__TAREFAS A REALIZAR__.
1/ Segundo o texto sobre a vulnerária, por que não surpreende que a planta fosse usada em cortes, contusões e queimaduras? Responda em uma a três frases.
2/ No texto sobre a vulnerária, altere o trecho de "Não espanta pois" até "é francamente positiva.", trocando "cicatrização" por "cura".
3/ Dê seguimento ao texto sobre a vulnerária, começando logo após a última frase apresentada.

Vem isto a propósito da leguminosa que aqui trazemos hoje e que é tradicionalmente conhecida como vulnerária, nome que aliás coincide com o seu epíteto científico. (A gramínea que também se vê na foto tem o sugestivo nome de bole-bole.) Vulneraria significa, em latim, a que cura as feridas. Aquele a que hoje chamaríamos cirurgião, ou homem cuja profissão é tratar os feridos, era chamado vulnerarius em latim. Vulnero significa ferir, e vulnus é ferida. O étimo sobrevive em português no adjectivo vulnerável.

Não espanta pois saber que a vulnerária, fresca ou seca, era usada em cortes, contusões e queimaduras, servindo para estancar hemorragias e acelerar a cicatrização das feridas. Possui assim todas as qualidades para integrar o mix multiusos que os ervanários disponibilizam aos seus clientes. Quanto a poder ser ou não ingerida, a opinião dos herbívoros que ruminam nos nossos campos é francamente positiva.

__DADOS APRESENTADOS__.
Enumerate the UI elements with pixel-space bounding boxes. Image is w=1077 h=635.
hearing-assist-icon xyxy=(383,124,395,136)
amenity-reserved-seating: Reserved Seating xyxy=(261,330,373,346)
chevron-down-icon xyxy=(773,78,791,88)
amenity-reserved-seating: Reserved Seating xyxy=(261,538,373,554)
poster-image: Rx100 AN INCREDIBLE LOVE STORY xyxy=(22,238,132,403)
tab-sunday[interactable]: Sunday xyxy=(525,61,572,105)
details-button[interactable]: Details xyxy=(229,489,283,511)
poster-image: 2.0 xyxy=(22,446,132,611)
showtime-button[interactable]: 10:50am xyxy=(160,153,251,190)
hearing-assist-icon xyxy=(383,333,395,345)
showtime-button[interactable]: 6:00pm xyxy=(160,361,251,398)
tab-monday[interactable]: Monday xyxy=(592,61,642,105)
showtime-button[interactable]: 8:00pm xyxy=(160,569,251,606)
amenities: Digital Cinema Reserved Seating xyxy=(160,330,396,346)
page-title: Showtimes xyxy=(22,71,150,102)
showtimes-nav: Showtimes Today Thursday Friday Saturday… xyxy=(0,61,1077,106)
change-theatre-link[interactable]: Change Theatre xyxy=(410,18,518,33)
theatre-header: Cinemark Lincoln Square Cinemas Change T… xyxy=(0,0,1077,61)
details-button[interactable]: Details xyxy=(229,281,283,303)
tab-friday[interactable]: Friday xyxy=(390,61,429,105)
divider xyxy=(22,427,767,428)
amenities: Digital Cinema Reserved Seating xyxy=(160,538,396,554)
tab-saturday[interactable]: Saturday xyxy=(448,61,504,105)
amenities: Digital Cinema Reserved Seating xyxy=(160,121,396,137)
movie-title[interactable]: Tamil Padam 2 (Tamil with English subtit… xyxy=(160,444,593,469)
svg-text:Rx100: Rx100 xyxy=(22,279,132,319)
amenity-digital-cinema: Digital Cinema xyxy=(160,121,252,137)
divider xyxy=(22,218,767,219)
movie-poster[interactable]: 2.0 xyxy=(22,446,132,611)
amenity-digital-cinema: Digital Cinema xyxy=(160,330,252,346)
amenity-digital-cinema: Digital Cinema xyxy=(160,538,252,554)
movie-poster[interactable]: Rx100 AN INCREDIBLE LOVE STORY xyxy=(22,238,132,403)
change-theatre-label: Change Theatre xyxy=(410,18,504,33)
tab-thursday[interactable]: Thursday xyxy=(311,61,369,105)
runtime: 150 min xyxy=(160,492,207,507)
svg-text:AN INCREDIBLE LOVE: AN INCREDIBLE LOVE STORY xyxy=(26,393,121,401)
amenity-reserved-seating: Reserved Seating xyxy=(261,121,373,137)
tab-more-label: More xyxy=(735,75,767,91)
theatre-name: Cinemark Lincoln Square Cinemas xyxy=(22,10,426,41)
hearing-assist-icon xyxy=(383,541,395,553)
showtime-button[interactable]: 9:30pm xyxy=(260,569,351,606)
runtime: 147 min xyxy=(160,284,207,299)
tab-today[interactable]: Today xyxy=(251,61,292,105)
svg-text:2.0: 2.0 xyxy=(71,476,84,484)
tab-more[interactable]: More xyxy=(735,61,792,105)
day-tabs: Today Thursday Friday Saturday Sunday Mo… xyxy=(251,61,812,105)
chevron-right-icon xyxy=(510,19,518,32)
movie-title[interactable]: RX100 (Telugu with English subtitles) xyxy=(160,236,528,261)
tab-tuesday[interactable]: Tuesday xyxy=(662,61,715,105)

__RESPOSTAS__.
1/ Não surpreende porque o nome da planta vem do latim vulneraria, que significa «a que cura as feridas». Por isso era usada, fresca ou seca, para estancar hemorragias e acelerar a cicatrização das feridas.

2/
Não espanta pois saber que a vulnerária, fresca ou seca, era usada em cortes, contusões e queimaduras, servindo para estancar hemorragias e acelerar a cura das feridas. Possui assim todas as qualidades para integrar o mix multiusos que os ervanários disponibilizam aos seus clientes. Quanto a poder ser ou não ingerida, a opinião dos herbívoros que ruminam nos nossos campos é francamente positiva.

3/
A vulnerária é uma herbácea de vida curta, peluda, de 20 a 60 cm de altura. Distingue-se pelas brácteas verdes, lobadas, que servem de colarinho às inflorescências. Reconhecem-se dezenas de subespécies da Anthyllis vulneraria, mas não é fácil destrinçá-las. No livro Plantas a proteger no Parque Natural das Serras de Aire e Candeeiros, António Flor refere a ocorrência no PNSAC de uma Anthyllis lusitanica Cullen & P. Silva, mas deve tratar-se da mesma a que a Flora Digital de Portugal chama Anthyllis vulneraria subsp. gandogeri (Sagorski) W. Becker ex Maire.